Task
All of the material below is to be retyped exactly.

(Dataset entries)
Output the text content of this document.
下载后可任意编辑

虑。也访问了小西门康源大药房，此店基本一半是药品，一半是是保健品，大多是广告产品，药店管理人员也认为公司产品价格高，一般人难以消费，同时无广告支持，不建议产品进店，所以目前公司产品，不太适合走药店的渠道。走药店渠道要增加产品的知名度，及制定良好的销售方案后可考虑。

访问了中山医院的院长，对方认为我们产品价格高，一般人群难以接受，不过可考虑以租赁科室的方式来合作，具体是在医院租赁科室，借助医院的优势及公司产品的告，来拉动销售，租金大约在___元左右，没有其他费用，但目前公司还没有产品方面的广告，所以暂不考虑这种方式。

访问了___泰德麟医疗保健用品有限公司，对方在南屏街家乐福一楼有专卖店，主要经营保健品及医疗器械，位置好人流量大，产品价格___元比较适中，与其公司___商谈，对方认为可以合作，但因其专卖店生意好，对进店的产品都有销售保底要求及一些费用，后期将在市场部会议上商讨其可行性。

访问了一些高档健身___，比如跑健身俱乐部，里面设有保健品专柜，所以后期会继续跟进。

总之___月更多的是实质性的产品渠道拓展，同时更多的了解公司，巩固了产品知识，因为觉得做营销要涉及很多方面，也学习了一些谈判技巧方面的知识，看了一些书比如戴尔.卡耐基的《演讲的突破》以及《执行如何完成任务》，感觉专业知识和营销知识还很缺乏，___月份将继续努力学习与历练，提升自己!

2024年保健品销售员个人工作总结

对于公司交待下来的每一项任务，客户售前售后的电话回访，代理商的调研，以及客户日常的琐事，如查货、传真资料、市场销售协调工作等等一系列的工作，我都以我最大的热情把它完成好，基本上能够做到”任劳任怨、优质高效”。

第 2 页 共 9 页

Response to this exercise
Output the text content of this document.
下载后可任意编辑

虑。也访问了小西门康源大药房，此店基本一半是药品，一半是是保健品，大多是广告产品，药店管理人员也认为公司产品价格高，一般人难以消费，同时无广告支持，不建议产品进店，所以目前公司产品，不太适合走药店的渠道。走药店渠道要增加产品的知名度，及制定良好的销售方案后可考虑。

访问了中山医院的院长，对方认为我们产品价格高，一般人群难以接受，不过可考虑以租赁科室的方式来合作，具体是在医院租赁科室，借助医院的优势及公司产品的告，来拉动销售，租金大约在___元左右，没有其他费用，但目前公司还没有产品方面的广告，所以暂不考虑这种方式。

访问了___泰德麟医疗保健用品有限公司，对方在南屏街家乐福一楼有专卖店，主要经营保健品及医疗器械，位置好人流量大，产品价格___元比较适中，与其公司___商谈，对方认为可以合作，但因其专卖店生意好，对进店的产品都有销售保底要求及一些费用，后期将在市场部会议上商讨其可行性。

访问了一些高档健身___，比如跑健身俱乐部，里面设有保健品专柜，所以后期会继续跟进。

总之___月更多的是实质性的产品渠道拓展，同时更多的了解公司，巩固了产品知识，因为觉得做营销要涉及很多方面，也学习了一些谈判技巧方面的知识，看了一些书比如戴尔.卡耐基的《演讲的突破》以及《执行如何完成任务》，感觉专业知识和营销知识还很缺乏，___月份将继续努力学习与历练，提升自己!

2024年保健品销售员个人工作总结

对于公司交待下来的每一项任务，客户售前售后的电话回访，代理商的调研，以及客户日常的琐事，如查货、传真资料、市场销售协调工作等等一系列的工作，我都以我最大的热情把它完成好，基本上能够做到”任劳任怨、优质高效”。

第 2 页 共 9 页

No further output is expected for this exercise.